Work to complete: Copy out the entries in full and with complete accuracy; pictures are excluded.

Records to process:
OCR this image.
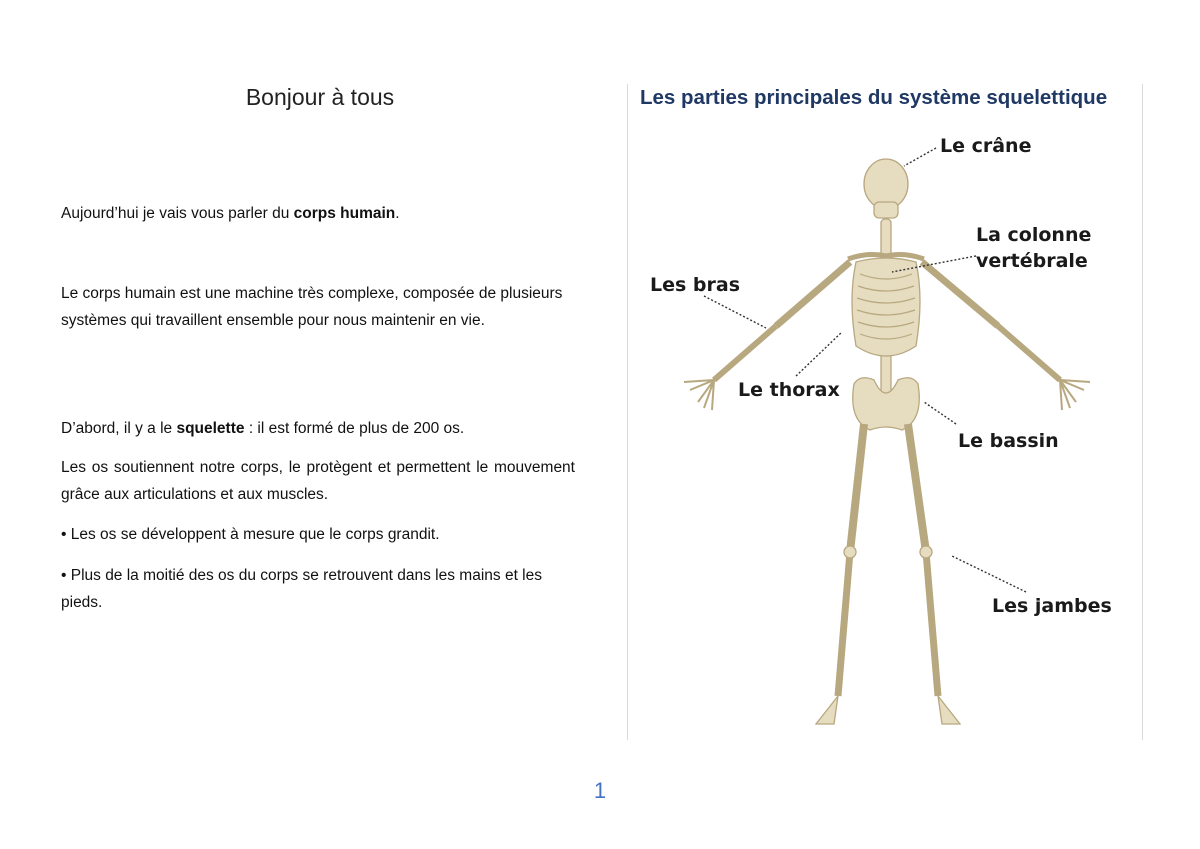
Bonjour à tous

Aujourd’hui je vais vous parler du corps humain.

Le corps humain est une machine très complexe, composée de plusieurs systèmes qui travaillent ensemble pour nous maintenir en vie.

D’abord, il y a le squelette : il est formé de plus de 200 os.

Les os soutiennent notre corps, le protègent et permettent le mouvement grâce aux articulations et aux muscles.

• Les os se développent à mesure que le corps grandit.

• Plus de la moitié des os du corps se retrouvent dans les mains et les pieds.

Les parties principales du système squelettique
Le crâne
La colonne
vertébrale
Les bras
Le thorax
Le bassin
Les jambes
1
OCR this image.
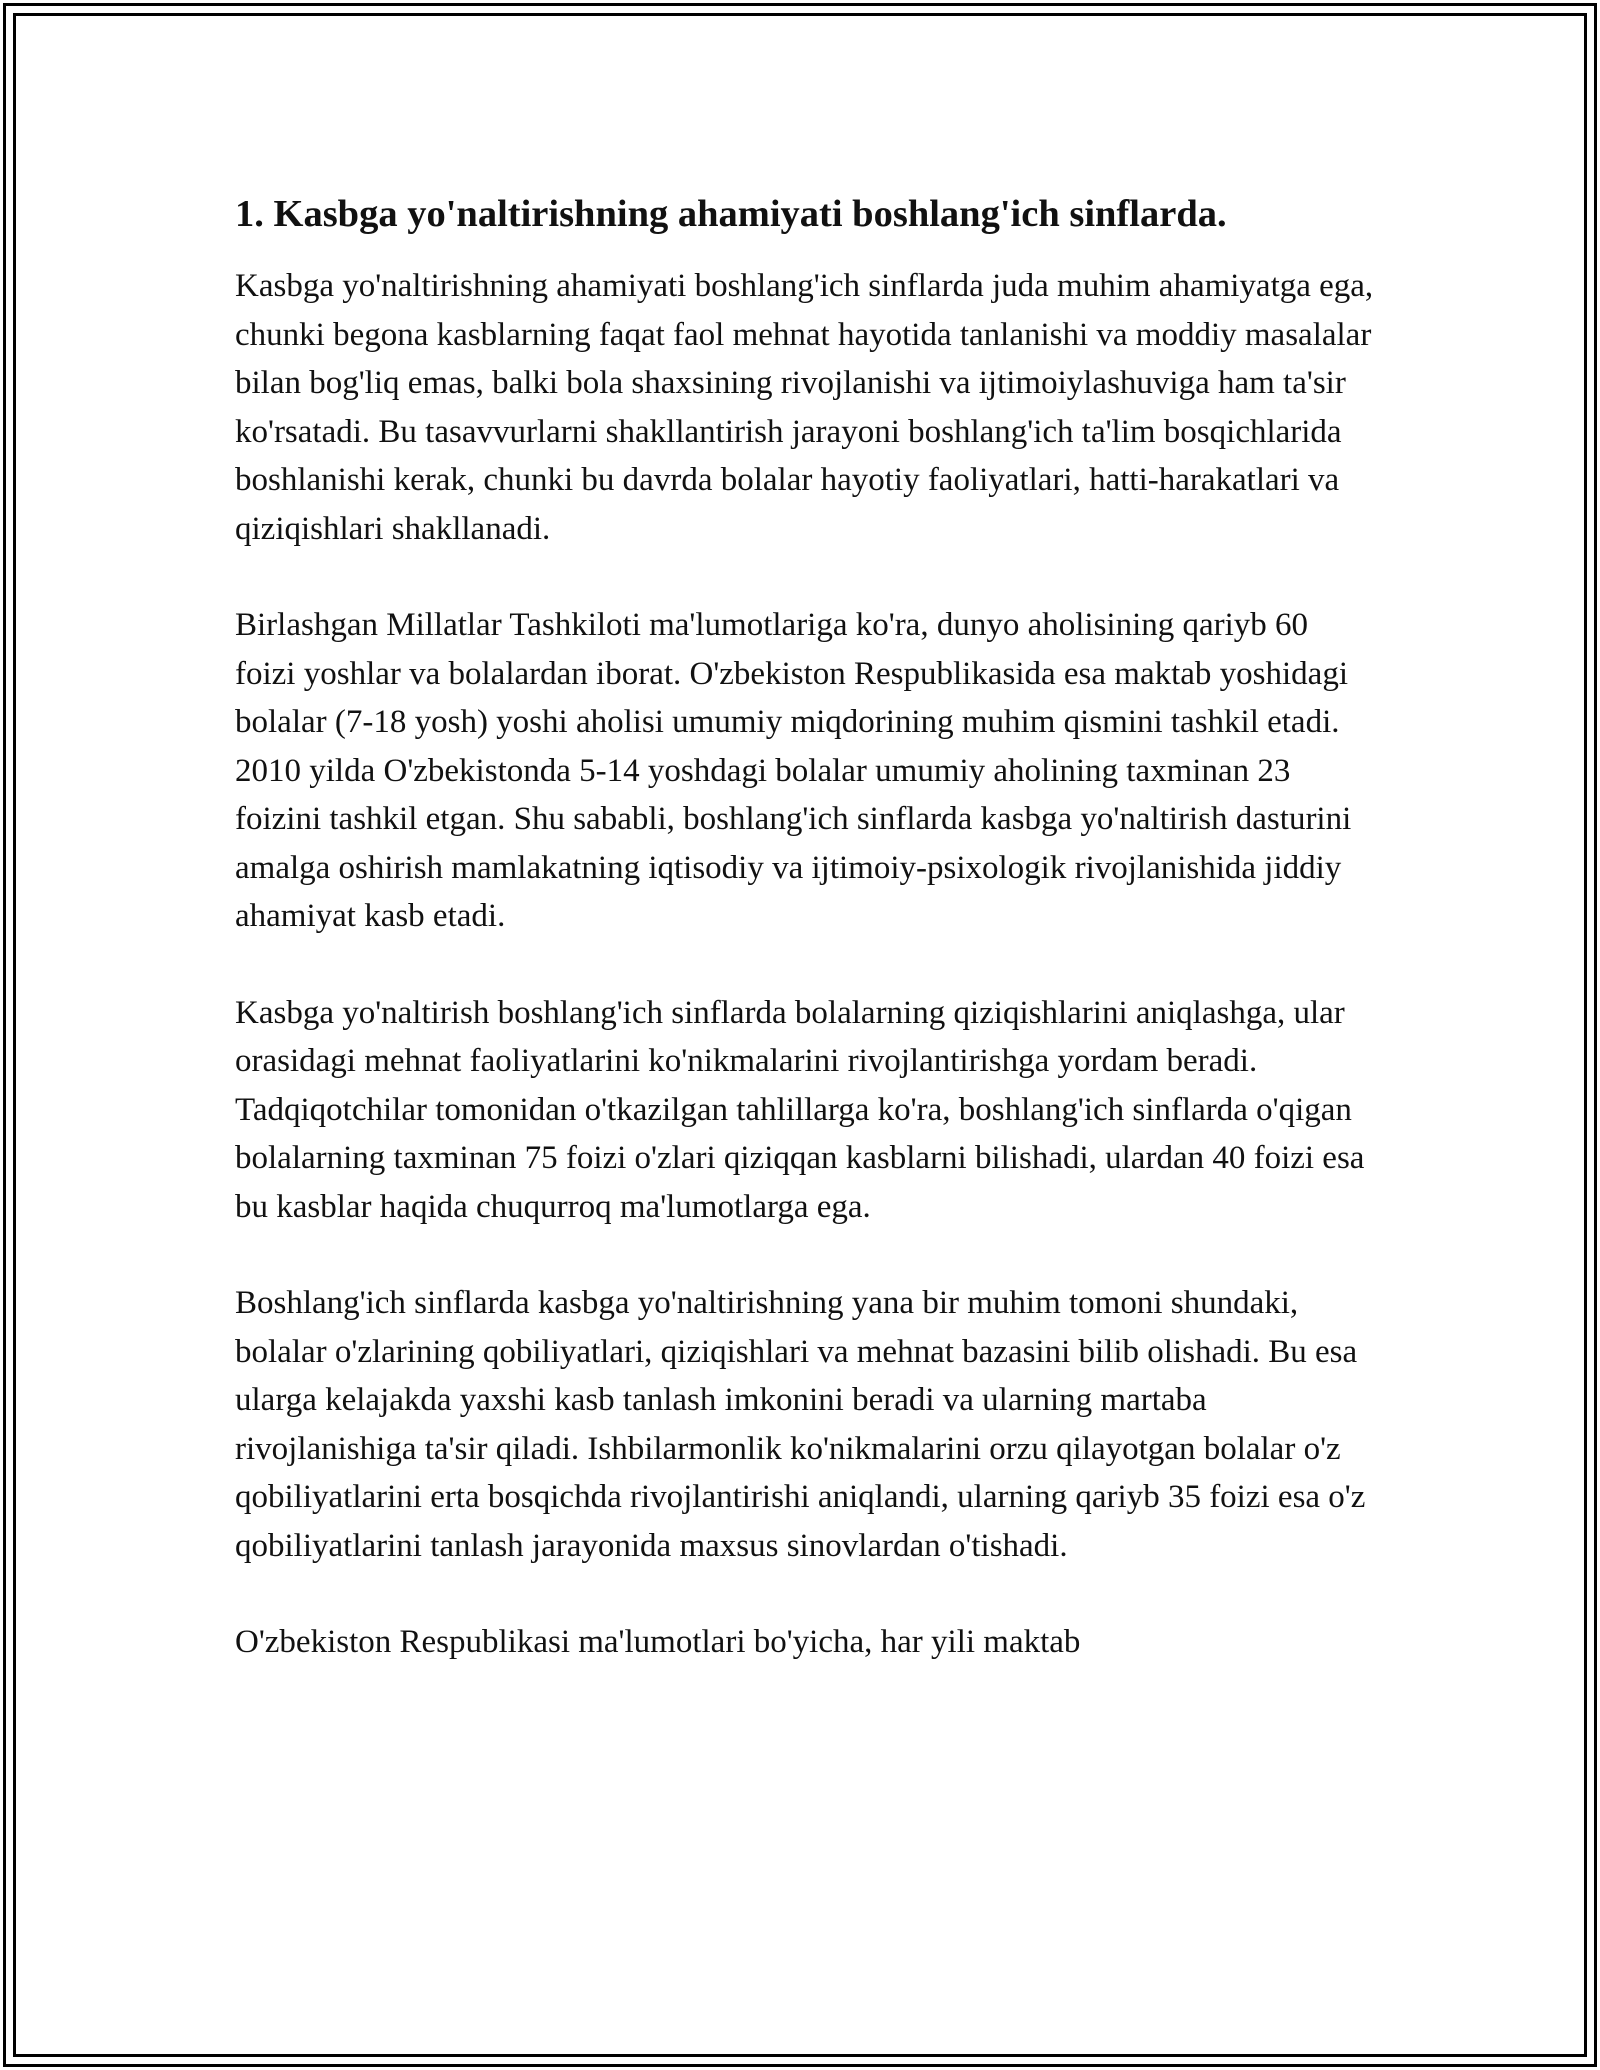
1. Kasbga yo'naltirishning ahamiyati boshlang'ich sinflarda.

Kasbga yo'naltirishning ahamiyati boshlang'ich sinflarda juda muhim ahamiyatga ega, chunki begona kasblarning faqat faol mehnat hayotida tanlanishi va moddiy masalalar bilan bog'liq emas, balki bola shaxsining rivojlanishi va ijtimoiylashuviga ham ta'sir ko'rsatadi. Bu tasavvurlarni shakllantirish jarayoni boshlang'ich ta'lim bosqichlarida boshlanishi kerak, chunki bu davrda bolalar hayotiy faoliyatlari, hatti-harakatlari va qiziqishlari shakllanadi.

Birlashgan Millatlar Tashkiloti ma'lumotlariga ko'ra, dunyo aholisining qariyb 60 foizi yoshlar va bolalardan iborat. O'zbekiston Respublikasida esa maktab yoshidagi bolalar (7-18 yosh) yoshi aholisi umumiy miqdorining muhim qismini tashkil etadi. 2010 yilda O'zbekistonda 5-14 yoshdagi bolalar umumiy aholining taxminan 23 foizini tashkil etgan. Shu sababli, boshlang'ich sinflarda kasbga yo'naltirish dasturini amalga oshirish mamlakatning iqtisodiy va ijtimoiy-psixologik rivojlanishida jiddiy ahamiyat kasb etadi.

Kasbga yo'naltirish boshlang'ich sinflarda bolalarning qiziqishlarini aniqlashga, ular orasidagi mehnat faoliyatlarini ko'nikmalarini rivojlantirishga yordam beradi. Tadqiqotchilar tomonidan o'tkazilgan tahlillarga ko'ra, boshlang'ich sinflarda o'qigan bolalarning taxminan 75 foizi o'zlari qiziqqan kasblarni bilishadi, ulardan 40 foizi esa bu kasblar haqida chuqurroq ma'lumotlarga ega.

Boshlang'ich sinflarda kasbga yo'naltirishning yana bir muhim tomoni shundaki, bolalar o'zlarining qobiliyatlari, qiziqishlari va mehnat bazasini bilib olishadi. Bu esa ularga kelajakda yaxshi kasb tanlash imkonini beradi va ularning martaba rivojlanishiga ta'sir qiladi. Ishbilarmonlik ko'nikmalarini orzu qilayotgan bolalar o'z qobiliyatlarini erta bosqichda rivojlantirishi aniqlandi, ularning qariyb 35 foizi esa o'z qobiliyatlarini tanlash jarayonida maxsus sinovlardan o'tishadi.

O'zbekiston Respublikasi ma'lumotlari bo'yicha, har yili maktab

Answer to the exercise:
OCR this image.
Bonjour à tous

Aujourd’hui je vais vous parler du corps humain.

Le corps humain est une machine très complexe, composée de plusieurs systèmes qui travaillent ensemble pour nous maintenir en vie.

D’abord, il y a le squelette : il est formé de plus de 200 os.

Les os soutiennent notre corps, le protègent et permettent le mouvement grâce aux articulations et aux muscles.

• Les os se développent à mesure que le corps grandit.

• Plus de la moitié des os du corps se retrouvent dans les mains et les pieds.

Les parties principales du système squelettique
Le crâne
La colonne
vertébrale
Les bras
Le thorax
Le bassin
Les jambes
1
OCR this image.
1. Kasbga yo'naltirishning ahamiyati boshlang'ich sinflarda.

Kasbga yo'naltirishning ahamiyati boshlang'ich sinflarda juda muhim ahamiyatga ega, chunki begona kasblarning faqat faol mehnat hayotida tanlanishi va moddiy masalalar bilan bog'liq emas, balki bola shaxsining rivojlanishi va ijtimoiylashuviga ham ta'sir ko'rsatadi. Bu tasavvurlarni shakllantirish jarayoni boshlang'ich ta'lim bosqichlarida boshlanishi kerak, chunki bu davrda bolalar hayotiy faoliyatlari, hatti-harakatlari va qiziqishlari shakllanadi.

Birlashgan Millatlar Tashkiloti ma'lumotlariga ko'ra, dunyo aholisining qariyb 60 foizi yoshlar va bolalardan iborat. O'zbekiston Respublikasida esa maktab yoshidagi bolalar (7-18 yosh) yoshi aholisi umumiy miqdorining muhim qismini tashkil etadi. 2010 yilda O'zbekistonda 5-14 yoshdagi bolalar umumiy aholining taxminan 23 foizini tashkil etgan. Shu sababli, boshlang'ich sinflarda kasbga yo'naltirish dasturini amalga oshirish mamlakatning iqtisodiy va ijtimoiy-psixologik rivojlanishida jiddiy ahamiyat kasb etadi.

Kasbga yo'naltirish boshlang'ich sinflarda bolalarning qiziqishlarini aniqlashga, ular orasidagi mehnat faoliyatlarini ko'nikmalarini rivojlantirishga yordam beradi. Tadqiqotchilar tomonidan o'tkazilgan tahlillarga ko'ra, boshlang'ich sinflarda o'qigan bolalarning taxminan 75 foizi o'zlari qiziqqan kasblarni bilishadi, ulardan 40 foizi esa bu kasblar haqida chuqurroq ma'lumotlarga ega.

Boshlang'ich sinflarda kasbga yo'naltirishning yana bir muhim tomoni shundaki, bolalar o'zlarining qobiliyatlari, qiziqishlari va mehnat bazasini bilib olishadi. Bu esa ularga kelajakda yaxshi kasb tanlash imkonini beradi va ularning martaba rivojlanishiga ta'sir qiladi. Ishbilarmonlik ko'nikmalarini orzu qilayotgan bolalar o'z qobiliyatlarini erta bosqichda rivojlantirishi aniqlandi, ularning qariyb 35 foizi esa o'z qobiliyatlarini tanlash jarayonida maxsus sinovlardan o'tishadi.

O'zbekiston Respublikasi ma'lumotlari bo'yicha, har yili maktab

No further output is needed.